» Data provided:
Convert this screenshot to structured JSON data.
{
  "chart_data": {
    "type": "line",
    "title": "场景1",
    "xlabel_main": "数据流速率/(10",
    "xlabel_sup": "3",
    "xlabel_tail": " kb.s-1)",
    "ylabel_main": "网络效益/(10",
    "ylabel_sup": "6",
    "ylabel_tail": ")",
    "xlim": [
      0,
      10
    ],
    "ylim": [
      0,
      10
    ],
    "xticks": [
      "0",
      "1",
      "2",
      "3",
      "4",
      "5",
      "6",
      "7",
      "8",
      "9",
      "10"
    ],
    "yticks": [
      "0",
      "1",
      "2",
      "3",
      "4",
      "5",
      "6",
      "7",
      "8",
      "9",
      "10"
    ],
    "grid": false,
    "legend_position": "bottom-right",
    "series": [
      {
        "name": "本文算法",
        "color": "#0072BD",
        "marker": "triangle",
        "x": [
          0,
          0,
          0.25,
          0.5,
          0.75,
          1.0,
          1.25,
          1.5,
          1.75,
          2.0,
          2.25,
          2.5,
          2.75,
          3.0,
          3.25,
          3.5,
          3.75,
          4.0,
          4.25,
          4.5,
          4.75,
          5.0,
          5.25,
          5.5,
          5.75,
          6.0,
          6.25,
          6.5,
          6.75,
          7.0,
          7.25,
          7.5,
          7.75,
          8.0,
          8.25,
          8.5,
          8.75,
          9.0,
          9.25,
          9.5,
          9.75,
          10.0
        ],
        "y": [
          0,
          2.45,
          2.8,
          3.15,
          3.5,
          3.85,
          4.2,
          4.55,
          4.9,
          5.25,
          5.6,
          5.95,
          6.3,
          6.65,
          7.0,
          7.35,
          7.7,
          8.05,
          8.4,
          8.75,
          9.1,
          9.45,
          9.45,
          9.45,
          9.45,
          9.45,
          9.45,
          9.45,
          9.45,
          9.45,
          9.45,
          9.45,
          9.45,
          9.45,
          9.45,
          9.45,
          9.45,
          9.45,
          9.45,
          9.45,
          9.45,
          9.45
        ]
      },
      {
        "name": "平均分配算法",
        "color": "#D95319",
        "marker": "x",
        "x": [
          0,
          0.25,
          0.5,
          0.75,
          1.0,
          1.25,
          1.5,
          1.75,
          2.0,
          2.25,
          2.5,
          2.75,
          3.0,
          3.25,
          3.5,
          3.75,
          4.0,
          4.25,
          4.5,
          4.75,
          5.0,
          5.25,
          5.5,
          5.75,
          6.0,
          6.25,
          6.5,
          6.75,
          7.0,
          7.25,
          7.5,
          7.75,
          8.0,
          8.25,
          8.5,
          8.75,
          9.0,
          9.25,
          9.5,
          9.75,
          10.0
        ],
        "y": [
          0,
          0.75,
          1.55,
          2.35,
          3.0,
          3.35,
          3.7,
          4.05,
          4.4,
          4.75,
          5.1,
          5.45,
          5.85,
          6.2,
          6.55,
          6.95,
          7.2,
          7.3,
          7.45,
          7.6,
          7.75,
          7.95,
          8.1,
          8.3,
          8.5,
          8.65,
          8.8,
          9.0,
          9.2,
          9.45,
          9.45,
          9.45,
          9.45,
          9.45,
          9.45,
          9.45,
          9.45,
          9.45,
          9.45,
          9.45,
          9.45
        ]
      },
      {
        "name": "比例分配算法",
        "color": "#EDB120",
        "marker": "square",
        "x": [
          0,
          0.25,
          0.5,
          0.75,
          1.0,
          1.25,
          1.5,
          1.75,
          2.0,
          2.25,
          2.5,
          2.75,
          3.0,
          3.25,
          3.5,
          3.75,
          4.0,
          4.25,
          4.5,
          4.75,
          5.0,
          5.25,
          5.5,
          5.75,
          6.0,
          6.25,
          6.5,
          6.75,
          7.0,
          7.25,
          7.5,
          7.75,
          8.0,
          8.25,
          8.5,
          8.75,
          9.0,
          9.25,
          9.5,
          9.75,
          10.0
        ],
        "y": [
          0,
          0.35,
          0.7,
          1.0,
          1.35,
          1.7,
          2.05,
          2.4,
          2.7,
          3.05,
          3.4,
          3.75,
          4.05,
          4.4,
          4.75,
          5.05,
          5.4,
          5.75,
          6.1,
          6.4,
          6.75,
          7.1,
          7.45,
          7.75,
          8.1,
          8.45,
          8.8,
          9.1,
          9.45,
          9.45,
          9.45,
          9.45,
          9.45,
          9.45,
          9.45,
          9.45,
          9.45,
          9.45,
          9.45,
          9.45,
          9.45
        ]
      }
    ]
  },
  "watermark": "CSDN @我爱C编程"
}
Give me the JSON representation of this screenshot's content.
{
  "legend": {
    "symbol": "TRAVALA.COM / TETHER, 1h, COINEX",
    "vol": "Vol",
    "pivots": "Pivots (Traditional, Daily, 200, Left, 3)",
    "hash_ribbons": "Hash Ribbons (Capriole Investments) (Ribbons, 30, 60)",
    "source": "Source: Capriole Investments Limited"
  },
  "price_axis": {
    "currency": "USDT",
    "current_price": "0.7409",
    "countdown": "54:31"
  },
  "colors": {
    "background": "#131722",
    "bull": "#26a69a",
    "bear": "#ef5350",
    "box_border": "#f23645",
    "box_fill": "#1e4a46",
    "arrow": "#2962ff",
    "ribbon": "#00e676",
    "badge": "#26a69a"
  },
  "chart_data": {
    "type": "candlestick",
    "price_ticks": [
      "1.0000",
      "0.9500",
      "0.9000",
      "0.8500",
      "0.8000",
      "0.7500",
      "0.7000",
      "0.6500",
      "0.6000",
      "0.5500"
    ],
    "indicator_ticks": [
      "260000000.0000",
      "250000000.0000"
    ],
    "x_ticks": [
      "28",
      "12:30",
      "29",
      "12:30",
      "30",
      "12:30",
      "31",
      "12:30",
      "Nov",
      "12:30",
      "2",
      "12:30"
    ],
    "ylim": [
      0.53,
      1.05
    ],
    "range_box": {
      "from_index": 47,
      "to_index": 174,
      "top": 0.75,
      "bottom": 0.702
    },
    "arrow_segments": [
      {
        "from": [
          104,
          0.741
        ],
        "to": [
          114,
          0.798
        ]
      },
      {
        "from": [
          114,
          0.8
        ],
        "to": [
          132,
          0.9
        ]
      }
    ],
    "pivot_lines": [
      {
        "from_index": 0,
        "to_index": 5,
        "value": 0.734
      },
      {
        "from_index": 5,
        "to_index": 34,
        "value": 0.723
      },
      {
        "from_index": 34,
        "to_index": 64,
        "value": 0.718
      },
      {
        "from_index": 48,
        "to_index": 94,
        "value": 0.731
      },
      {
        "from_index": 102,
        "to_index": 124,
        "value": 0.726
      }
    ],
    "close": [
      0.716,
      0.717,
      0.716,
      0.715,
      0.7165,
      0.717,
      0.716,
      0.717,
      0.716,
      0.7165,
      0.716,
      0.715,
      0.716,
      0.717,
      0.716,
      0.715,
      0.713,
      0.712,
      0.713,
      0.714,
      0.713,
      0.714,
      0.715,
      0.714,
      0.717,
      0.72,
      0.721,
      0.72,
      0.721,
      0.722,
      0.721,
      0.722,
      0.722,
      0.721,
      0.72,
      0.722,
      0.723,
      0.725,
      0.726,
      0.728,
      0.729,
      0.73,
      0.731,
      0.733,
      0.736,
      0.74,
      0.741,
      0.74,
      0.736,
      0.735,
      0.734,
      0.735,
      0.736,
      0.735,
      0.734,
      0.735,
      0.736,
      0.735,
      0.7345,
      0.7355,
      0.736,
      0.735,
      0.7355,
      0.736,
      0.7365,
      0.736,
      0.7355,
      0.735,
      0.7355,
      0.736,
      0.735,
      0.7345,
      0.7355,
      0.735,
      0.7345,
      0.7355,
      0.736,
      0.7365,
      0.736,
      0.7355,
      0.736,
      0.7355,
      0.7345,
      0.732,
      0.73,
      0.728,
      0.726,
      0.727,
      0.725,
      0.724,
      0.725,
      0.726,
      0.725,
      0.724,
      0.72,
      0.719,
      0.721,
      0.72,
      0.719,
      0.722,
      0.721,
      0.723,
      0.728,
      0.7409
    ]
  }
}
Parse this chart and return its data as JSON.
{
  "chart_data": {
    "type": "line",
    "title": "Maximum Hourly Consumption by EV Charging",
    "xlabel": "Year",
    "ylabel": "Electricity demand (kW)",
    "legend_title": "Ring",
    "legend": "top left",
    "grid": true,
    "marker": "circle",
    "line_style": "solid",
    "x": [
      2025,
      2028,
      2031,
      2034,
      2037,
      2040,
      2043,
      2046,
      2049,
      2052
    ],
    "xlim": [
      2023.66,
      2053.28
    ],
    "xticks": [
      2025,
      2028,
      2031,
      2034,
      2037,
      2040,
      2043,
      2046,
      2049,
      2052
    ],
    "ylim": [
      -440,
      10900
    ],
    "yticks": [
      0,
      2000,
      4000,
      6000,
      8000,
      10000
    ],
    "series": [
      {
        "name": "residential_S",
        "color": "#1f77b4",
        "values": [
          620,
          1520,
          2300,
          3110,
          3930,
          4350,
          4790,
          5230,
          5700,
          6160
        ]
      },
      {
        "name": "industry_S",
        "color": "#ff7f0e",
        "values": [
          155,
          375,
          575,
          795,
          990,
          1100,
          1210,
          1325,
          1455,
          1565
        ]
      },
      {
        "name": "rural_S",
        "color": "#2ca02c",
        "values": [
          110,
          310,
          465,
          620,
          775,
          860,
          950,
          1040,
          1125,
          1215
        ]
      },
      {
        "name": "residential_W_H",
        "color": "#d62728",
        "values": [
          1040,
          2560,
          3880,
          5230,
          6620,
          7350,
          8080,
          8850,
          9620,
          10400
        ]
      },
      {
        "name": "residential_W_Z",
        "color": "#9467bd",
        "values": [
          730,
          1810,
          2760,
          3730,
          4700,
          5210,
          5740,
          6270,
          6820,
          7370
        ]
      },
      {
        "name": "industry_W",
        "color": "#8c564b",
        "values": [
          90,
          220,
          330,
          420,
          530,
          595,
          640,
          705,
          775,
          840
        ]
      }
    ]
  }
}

» Goal of the exercise: Extract every line of the records above that contains the word "name".

» Full output:
        "name": "本文算法",
        "name": "平均分配算法",
        "name": "比例分配算法",
        "name": "residential_S",
        "name": "industry_S",
        "name": "rural_S",
        "name": "residential_W_H",
        "name": "residential_W_Z",
        "name": "industry_W",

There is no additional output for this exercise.